*** Opening Data to process ***
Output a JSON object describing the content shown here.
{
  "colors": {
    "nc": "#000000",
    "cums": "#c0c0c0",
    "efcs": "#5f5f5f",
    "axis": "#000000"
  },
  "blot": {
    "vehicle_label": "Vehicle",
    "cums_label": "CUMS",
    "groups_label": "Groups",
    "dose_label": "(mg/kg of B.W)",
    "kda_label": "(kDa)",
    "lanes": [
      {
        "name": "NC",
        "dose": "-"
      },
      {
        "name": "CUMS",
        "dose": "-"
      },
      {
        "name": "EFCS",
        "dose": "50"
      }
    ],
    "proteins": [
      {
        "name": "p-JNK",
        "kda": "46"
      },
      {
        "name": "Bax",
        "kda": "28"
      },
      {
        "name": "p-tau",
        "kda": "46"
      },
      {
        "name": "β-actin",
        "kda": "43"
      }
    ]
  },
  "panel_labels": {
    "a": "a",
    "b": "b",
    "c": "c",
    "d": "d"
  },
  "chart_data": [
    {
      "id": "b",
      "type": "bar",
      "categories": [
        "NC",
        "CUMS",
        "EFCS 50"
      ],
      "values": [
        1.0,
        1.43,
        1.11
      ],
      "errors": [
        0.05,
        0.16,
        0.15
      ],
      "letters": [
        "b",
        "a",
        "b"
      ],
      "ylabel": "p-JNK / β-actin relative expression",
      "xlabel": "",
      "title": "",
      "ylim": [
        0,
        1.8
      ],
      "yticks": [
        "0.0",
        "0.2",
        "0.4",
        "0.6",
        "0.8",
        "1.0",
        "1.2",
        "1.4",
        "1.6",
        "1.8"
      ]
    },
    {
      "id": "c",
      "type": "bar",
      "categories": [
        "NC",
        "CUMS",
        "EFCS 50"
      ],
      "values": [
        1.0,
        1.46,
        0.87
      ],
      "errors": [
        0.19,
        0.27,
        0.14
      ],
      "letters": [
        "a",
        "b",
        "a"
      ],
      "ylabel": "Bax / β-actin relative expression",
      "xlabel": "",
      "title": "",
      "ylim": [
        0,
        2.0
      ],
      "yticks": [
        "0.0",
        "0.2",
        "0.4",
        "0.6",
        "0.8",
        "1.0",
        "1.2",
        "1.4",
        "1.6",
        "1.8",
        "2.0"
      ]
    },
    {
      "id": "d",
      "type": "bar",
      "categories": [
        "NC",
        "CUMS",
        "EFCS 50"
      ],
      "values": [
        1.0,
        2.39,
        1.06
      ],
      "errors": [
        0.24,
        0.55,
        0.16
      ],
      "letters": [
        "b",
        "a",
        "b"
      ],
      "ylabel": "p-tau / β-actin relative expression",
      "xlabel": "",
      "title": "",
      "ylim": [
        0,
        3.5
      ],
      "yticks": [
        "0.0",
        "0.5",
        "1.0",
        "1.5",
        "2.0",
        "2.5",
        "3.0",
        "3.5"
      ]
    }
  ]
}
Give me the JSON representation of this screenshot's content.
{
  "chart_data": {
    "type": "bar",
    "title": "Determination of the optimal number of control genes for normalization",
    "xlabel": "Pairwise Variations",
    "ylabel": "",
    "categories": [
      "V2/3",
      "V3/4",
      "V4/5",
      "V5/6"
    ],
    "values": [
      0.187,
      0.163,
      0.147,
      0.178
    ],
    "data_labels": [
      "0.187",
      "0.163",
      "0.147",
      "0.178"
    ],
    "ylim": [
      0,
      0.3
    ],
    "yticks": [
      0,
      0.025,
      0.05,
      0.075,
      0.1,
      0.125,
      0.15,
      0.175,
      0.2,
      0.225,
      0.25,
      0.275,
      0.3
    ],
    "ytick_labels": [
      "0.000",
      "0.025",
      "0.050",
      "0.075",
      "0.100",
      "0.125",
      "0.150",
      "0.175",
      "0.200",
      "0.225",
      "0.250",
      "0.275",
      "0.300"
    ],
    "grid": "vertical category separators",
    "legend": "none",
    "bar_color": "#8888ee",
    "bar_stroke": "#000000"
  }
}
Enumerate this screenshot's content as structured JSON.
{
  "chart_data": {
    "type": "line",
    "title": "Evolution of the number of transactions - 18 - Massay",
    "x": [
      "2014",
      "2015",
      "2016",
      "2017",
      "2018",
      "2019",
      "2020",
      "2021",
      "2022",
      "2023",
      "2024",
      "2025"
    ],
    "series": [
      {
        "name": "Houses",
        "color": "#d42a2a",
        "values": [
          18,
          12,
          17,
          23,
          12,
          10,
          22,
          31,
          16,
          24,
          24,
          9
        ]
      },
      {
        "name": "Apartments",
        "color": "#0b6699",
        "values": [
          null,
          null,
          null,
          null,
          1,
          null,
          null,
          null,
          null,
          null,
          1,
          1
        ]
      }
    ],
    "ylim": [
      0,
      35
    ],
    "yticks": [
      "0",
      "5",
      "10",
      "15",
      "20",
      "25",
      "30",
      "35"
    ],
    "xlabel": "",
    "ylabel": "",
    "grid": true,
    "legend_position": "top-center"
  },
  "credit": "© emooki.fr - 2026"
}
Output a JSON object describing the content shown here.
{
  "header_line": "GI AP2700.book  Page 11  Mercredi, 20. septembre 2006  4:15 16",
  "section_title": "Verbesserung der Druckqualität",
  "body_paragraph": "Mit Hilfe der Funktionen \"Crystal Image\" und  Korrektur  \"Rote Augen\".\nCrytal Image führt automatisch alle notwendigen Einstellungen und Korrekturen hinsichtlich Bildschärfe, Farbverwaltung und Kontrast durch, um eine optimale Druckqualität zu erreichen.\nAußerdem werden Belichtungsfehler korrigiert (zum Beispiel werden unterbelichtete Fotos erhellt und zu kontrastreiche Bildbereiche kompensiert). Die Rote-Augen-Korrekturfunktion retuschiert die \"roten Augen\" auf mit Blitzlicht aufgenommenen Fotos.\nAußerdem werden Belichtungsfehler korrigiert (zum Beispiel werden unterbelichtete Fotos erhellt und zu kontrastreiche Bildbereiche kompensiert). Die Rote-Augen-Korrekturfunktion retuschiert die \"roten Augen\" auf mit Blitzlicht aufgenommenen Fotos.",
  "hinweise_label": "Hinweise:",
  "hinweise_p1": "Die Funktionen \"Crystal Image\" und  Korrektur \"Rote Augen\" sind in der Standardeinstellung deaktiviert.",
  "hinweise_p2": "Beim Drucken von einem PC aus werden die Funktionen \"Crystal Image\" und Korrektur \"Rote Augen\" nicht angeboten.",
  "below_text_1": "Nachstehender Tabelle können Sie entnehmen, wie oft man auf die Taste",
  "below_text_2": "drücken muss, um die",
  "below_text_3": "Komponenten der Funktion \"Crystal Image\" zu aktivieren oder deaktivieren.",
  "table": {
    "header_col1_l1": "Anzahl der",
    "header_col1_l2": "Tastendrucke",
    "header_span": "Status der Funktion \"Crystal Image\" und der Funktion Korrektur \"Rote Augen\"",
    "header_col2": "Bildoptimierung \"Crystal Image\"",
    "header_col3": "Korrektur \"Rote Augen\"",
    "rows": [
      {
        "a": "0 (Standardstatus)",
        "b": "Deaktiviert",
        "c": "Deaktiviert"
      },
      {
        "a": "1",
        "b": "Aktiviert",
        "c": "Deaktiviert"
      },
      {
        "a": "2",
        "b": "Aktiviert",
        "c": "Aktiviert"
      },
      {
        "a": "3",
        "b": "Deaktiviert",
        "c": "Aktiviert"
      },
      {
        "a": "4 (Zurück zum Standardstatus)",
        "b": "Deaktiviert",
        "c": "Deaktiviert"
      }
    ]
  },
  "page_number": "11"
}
*** Closing Data to process ***
=== What this task involves ===
Retype the material above in full, keeping every word as it stands.

=== Result below ===
Output a JSON object describing the content shown here.
{
  "colors": {
    "nc": "#000000",
    "cums": "#c0c0c0",
    "efcs": "#5f5f5f",
    "axis": "#000000"
  },
  "blot": {
    "vehicle_label": "Vehicle",
    "cums_label": "CUMS",
    "groups_label": "Groups",
    "dose_label": "(mg/kg of B.W)",
    "kda_label": "(kDa)",
    "lanes": [
      {
        "name": "NC",
        "dose": "-"
      },
      {
        "name": "CUMS",
        "dose": "-"
      },
      {
        "name": "EFCS",
        "dose": "50"
      }
    ],
    "proteins": [
      {
        "name": "p-JNK",
        "kda": "46"
      },
      {
        "name": "Bax",
        "kda": "28"
      },
      {
        "name": "p-tau",
        "kda": "46"
      },
      {
        "name": "β-actin",
        "kda": "43"
      }
    ]
  },
  "panel_labels": {
    "a": "a",
    "b": "b",
    "c": "c",
    "d": "d"
  },
  "chart_data": [
    {
      "id": "b",
      "type": "bar",
      "categories": [
        "NC",
        "CUMS",
        "EFCS 50"
      ],
      "values": [
        1.0,
        1.43,
        1.11
      ],
      "errors": [
        0.05,
        0.16,
        0.15
      ],
      "letters": [
        "b",
        "a",
        "b"
      ],
      "ylabel": "p-JNK / β-actin relative expression",
      "xlabel": "",
      "title": "",
      "ylim": [
        0,
        1.8
      ],
      "yticks": [
        "0.0",
        "0.2",
        "0.4",
        "0.6",
        "0.8",
        "1.0",
        "1.2",
        "1.4",
        "1.6",
        "1.8"
      ]
    },
    {
      "id": "c",
      "type": "bar",
      "categories": [
        "NC",
        "CUMS",
        "EFCS 50"
      ],
      "values": [
        1.0,
        1.46,
        0.87
      ],
      "errors": [
        0.19,
        0.27,
        0.14
      ],
      "letters": [
        "a",
        "b",
        "a"
      ],
      "ylabel": "Bax / β-actin relative expression",
      "xlabel": "",
      "title": "",
      "ylim": [
        0,
        2.0
      ],
      "yticks": [
        "0.0",
        "0.2",
        "0.4",
        "0.6",
        "0.8",
        "1.0",
        "1.2",
        "1.4",
        "1.6",
        "1.8",
        "2.0"
      ]
    },
    {
      "id": "d",
      "type": "bar",
      "categories": [
        "NC",
        "CUMS",
        "EFCS 50"
      ],
      "values": [
        1.0,
        2.39,
        1.06
      ],
      "errors": [
        0.24,
        0.55,
        0.16
      ],
      "letters": [
        "b",
        "a",
        "b"
      ],
      "ylabel": "p-tau / β-actin relative expression",
      "xlabel": "",
      "title": "",
      "ylim": [
        0,
        3.5
      ],
      "yticks": [
        "0.0",
        "0.5",
        "1.0",
        "1.5",
        "2.0",
        "2.5",
        "3.0",
        "3.5"
      ]
    }
  ]
}
Give me the JSON representation of this screenshot's content.
{
  "chart_data": {
    "type": "bar",
    "title": "Determination of the optimal number of control genes for normalization",
    "xlabel": "Pairwise Variations",
    "ylabel": "",
    "categories": [
      "V2/3",
      "V3/4",
      "V4/5",
      "V5/6"
    ],
    "values": [
      0.187,
      0.163,
      0.147,
      0.178
    ],
    "data_labels": [
      "0.187",
      "0.163",
      "0.147",
      "0.178"
    ],
    "ylim": [
      0,
      0.3
    ],
    "yticks": [
      0,
      0.025,
      0.05,
      0.075,
      0.1,
      0.125,
      0.15,
      0.175,
      0.2,
      0.225,
      0.25,
      0.275,
      0.3
    ],
    "ytick_labels": [
      "0.000",
      "0.025",
      "0.050",
      "0.075",
      "0.100",
      "0.125",
      "0.150",
      "0.175",
      "0.200",
      "0.225",
      "0.250",
      "0.275",
      "0.300"
    ],
    "grid": "vertical category separators",
    "legend": "none",
    "bar_color": "#8888ee",
    "bar_stroke": "#000000"
  }
}
Enumerate this screenshot's content as structured JSON.
{
  "chart_data": {
    "type": "line",
    "title": "Evolution of the number of transactions - 18 - Massay",
    "x": [
      "2014",
      "2015",
      "2016",
      "2017",
      "2018",
      "2019",
      "2020",
      "2021",
      "2022",
      "2023",
      "2024",
      "2025"
    ],
    "series": [
      {
        "name": "Houses",
        "color": "#d42a2a",
        "values": [
          18,
          12,
          17,
          23,
          12,
          10,
          22,
          31,
          16,
          24,
          24,
          9
        ]
      },
      {
        "name": "Apartments",
        "color": "#0b6699",
        "values": [
          null,
          null,
          null,
          null,
          1,
          null,
          null,
          null,
          null,
          null,
          1,
          1
        ]
      }
    ],
    "ylim": [
      0,
      35
    ],
    "yticks": [
      "0",
      "5",
      "10",
      "15",
      "20",
      "25",
      "30",
      "35"
    ],
    "xlabel": "",
    "ylabel": "",
    "grid": true,
    "legend_position": "top-center"
  },
  "credit": "© emooki.fr - 2026"
}
Output a JSON object describing the content shown here.
{
  "header_line": "GI AP2700.book  Page 11  Mercredi, 20. septembre 2006  4:15 16",
  "section_title": "Verbesserung der Druckqualität",
  "body_paragraph": "Mit Hilfe der Funktionen \"Crystal Image\" und  Korrektur  \"Rote Augen\".\nCrytal Image führt automatisch alle notwendigen Einstellungen und Korrekturen hinsichtlich Bildschärfe, Farbverwaltung und Kontrast durch, um eine optimale Druckqualität zu erreichen.\nAußerdem werden Belichtungsfehler korrigiert (zum Beispiel werden unterbelichtete Fotos erhellt und zu kontrastreiche Bildbereiche kompensiert). Die Rote-Augen-Korrekturfunktion retuschiert die \"roten Augen\" auf mit Blitzlicht aufgenommenen Fotos.\nAußerdem werden Belichtungsfehler korrigiert (zum Beispiel werden unterbelichtete Fotos erhellt und zu kontrastreiche Bildbereiche kompensiert). Die Rote-Augen-Korrekturfunktion retuschiert die \"roten Augen\" auf mit Blitzlicht aufgenommenen Fotos.",
  "hinweise_label": "Hinweise:",
  "hinweise_p1": "Die Funktionen \"Crystal Image\" und  Korrektur \"Rote Augen\" sind in der Standardeinstellung deaktiviert.",
  "hinweise_p2": "Beim Drucken von einem PC aus werden die Funktionen \"Crystal Image\" und Korrektur \"Rote Augen\" nicht angeboten.",
  "below_text_1": "Nachstehender Tabelle können Sie entnehmen, wie oft man auf die Taste",
  "below_text_2": "drücken muss, um die",
  "below_text_3": "Komponenten der Funktion \"Crystal Image\" zu aktivieren oder deaktivieren.",
  "table": {
    "header_col1_l1": "Anzahl der",
    "header_col1_l2": "Tastendrucke",
    "header_span": "Status der Funktion \"Crystal Image\" und der Funktion Korrektur \"Rote Augen\"",
    "header_col2": "Bildoptimierung \"Crystal Image\"",
    "header_col3": "Korrektur \"Rote Augen\"",
    "rows": [
      {
        "a": "0 (Standardstatus)",
        "b": "Deaktiviert",
        "c": "Deaktiviert"
      },
      {
        "a": "1",
        "b": "Aktiviert",
        "c": "Deaktiviert"
      },
      {
        "a": "2",
        "b": "Aktiviert",
        "c": "Aktiviert"
      },
      {
        "a": "3",
        "b": "Deaktiviert",
        "c": "Aktiviert"
      },
      {
        "a": "4 (Zurück zum Standardstatus)",
        "b": "Deaktiviert",
        "c": "Deaktiviert"
      }
    ]
  },
  "page_number": "11"
}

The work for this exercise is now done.